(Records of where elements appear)
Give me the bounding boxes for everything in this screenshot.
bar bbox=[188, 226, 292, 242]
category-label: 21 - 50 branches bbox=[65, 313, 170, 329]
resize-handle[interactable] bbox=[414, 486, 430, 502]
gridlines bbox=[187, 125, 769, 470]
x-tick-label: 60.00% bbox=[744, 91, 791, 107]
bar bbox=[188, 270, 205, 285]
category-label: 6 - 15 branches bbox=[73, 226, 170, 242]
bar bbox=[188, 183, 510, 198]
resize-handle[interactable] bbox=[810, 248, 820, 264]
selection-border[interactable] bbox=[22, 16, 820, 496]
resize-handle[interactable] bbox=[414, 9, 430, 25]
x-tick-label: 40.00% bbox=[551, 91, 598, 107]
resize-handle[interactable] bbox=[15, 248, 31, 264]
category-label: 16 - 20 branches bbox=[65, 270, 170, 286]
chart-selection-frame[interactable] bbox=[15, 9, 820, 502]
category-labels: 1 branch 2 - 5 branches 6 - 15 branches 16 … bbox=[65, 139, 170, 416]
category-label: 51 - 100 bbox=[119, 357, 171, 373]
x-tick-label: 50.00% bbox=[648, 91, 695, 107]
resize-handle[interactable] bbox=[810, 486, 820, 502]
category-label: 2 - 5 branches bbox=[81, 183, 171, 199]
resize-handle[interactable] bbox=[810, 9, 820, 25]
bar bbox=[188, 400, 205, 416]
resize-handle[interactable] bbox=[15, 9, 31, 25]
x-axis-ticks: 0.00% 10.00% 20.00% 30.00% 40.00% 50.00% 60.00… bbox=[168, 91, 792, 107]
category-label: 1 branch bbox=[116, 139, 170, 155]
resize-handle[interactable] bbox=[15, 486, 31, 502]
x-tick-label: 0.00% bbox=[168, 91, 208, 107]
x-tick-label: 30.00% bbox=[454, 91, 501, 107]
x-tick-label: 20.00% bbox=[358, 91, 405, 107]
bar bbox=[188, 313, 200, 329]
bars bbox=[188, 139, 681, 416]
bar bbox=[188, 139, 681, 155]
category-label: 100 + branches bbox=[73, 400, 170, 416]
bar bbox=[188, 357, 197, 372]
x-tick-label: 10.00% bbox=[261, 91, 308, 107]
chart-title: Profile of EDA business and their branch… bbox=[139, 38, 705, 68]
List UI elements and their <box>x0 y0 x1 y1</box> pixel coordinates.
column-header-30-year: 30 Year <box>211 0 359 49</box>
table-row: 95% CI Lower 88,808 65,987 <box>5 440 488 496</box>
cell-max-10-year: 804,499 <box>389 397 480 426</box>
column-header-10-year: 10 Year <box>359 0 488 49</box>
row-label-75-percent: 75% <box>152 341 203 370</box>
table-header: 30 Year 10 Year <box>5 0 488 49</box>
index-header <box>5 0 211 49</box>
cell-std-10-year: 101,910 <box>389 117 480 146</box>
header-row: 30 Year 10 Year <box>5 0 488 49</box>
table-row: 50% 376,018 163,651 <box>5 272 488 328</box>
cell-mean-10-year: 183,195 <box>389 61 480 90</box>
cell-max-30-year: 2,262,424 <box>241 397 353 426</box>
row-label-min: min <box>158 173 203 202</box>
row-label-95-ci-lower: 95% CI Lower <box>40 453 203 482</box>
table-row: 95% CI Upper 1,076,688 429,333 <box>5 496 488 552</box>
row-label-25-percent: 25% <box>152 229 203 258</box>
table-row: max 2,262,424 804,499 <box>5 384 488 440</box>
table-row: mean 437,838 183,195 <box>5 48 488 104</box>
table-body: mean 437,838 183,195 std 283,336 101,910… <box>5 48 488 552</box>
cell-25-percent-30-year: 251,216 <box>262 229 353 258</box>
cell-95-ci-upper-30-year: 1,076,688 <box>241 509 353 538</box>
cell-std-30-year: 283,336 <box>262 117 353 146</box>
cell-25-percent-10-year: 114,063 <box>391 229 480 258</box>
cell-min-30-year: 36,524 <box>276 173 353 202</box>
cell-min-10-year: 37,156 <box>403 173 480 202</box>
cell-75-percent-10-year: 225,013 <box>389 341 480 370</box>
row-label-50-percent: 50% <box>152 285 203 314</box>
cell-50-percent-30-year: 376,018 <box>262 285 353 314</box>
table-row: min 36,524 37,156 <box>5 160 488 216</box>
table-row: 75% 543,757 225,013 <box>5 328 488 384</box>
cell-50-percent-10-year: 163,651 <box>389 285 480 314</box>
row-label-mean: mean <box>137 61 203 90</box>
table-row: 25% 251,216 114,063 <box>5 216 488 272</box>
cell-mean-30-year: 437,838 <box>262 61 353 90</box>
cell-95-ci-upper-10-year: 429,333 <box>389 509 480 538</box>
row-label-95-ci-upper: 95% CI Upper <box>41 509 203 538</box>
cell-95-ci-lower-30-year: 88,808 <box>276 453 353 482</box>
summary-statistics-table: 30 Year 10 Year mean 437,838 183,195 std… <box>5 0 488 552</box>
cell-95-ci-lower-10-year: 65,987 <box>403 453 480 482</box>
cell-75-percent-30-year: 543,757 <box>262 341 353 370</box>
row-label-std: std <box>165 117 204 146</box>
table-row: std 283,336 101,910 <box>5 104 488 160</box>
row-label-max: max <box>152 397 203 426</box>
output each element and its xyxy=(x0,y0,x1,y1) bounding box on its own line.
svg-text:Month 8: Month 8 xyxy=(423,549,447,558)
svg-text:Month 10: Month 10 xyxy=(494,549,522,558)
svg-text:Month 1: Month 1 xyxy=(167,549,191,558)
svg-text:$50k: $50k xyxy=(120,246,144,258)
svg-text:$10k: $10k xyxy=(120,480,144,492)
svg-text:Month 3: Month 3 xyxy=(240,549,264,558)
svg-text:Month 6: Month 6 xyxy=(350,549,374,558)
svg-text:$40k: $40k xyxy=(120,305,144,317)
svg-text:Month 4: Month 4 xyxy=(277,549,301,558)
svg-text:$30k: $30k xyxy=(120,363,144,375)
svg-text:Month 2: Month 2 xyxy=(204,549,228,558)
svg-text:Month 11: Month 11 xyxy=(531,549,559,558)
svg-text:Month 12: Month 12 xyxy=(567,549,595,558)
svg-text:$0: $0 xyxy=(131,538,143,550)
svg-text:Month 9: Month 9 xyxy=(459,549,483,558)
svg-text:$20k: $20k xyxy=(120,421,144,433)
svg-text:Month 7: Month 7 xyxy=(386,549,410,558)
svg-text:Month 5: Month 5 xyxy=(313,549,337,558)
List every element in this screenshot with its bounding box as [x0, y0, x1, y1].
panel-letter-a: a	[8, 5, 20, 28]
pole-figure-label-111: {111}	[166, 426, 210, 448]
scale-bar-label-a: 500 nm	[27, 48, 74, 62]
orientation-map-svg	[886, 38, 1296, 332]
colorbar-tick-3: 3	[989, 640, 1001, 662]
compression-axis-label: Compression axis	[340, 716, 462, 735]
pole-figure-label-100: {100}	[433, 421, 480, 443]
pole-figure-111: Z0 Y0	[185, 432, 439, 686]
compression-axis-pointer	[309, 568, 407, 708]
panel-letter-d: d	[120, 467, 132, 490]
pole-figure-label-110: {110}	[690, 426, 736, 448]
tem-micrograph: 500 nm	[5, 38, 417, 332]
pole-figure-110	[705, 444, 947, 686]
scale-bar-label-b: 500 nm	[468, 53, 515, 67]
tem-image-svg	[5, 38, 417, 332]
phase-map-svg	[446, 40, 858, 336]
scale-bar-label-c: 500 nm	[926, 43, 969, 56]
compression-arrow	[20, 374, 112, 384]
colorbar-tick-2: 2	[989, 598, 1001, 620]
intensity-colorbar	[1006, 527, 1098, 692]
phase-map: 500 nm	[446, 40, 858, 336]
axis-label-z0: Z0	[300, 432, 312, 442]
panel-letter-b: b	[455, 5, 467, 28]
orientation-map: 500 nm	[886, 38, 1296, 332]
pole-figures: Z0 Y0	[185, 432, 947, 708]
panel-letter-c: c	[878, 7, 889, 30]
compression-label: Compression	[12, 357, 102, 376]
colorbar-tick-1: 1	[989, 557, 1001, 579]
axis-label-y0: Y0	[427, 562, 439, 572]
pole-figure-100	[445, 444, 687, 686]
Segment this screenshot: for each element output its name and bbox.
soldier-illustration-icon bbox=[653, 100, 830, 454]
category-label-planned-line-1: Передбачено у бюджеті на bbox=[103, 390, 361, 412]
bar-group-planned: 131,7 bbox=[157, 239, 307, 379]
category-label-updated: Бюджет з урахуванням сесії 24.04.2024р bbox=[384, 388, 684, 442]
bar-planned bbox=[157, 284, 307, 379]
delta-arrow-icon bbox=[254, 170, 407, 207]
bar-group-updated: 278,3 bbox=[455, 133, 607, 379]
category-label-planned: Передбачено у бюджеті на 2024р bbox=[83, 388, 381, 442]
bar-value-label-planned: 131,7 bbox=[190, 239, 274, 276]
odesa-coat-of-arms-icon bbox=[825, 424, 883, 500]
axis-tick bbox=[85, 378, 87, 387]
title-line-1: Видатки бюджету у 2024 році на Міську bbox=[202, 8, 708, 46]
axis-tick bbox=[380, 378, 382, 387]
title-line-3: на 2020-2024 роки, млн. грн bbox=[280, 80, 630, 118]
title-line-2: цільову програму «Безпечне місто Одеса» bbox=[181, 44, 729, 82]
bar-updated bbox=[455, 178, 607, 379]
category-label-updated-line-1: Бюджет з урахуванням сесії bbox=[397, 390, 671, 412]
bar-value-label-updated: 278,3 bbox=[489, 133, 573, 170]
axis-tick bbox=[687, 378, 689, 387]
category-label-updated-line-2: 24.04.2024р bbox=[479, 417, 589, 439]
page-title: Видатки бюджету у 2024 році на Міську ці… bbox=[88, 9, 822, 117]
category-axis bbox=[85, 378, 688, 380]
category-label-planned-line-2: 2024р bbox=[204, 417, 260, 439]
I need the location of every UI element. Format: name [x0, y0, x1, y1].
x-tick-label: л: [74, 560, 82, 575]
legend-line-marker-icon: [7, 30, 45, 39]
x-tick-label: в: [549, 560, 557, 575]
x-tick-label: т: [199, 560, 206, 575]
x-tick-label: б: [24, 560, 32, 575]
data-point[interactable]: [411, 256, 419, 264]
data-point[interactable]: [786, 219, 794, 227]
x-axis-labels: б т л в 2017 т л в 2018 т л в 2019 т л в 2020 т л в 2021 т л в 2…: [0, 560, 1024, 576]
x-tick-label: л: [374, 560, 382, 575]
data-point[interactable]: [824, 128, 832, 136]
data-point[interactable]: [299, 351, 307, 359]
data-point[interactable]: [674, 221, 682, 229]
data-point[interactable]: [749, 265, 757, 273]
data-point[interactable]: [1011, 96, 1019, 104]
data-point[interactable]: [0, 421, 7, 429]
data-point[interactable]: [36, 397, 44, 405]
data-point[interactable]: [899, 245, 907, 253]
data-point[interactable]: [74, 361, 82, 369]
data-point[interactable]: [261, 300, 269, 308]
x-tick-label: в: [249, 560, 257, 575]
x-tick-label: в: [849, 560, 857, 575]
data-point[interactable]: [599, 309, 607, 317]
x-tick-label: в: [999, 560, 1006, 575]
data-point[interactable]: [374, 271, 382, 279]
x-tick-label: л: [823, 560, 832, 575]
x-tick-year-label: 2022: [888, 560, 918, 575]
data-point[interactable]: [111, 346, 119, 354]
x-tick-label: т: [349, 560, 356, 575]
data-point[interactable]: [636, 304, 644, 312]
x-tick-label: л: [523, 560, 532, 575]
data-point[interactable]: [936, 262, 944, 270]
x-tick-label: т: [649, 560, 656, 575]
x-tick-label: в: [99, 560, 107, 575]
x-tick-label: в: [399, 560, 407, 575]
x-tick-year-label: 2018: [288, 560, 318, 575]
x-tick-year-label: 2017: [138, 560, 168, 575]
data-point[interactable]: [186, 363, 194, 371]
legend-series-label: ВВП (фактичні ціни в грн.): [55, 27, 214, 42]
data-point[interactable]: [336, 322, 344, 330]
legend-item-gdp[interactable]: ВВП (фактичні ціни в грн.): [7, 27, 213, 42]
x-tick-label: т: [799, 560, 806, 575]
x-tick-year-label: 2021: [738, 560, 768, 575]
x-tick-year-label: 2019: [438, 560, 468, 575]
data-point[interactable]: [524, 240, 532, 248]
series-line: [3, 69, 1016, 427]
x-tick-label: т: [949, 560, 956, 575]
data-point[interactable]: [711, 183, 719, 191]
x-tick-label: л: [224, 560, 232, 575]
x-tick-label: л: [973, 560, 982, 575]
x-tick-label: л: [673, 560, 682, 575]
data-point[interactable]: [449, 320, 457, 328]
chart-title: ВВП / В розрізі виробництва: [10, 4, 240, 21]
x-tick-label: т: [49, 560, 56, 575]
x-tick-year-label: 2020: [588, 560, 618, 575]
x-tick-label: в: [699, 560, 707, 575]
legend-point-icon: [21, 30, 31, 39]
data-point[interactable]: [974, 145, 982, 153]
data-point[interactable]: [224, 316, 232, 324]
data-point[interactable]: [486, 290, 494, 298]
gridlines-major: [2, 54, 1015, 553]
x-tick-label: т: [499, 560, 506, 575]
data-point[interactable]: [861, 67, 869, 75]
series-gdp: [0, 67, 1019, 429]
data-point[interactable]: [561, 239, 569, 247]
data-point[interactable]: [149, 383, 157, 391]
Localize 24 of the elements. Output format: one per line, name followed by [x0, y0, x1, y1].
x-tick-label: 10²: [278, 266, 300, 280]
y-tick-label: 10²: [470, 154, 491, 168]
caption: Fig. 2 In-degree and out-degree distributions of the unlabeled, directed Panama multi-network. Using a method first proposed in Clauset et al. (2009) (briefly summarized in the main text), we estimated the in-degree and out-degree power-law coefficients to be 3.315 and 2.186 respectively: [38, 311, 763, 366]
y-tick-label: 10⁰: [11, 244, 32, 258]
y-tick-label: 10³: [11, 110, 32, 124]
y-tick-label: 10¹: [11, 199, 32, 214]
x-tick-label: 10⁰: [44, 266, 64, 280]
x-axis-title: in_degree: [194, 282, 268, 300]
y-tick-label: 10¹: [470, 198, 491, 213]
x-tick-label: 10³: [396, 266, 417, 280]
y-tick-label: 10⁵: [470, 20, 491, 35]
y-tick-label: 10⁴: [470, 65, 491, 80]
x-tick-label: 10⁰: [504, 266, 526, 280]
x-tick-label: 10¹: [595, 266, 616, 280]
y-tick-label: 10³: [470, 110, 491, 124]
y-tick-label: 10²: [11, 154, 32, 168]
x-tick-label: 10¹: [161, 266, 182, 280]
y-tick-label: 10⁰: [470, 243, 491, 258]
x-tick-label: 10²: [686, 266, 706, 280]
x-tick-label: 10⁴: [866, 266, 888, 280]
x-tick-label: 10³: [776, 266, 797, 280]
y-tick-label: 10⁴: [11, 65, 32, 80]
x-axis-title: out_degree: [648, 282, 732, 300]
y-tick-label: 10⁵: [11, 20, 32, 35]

> [Work to do]: Copy the lines word for word, starting with the first line of the records and stopping after the line that contains "category-label: 6 - 15".

> [Written reply]:
Give me the bounding boxes for everything in this screenshot.
bar bbox=[188, 226, 292, 242]
category-label: 21 - 50 branches bbox=[65, 313, 170, 329]
resize-handle[interactable] bbox=[414, 486, 430, 502]
gridlines bbox=[187, 125, 769, 470]
x-tick-label: 60.00% bbox=[744, 91, 791, 107]
bar bbox=[188, 270, 205, 285]
category-label: 6 - 15 branches bbox=[73, 226, 170, 242]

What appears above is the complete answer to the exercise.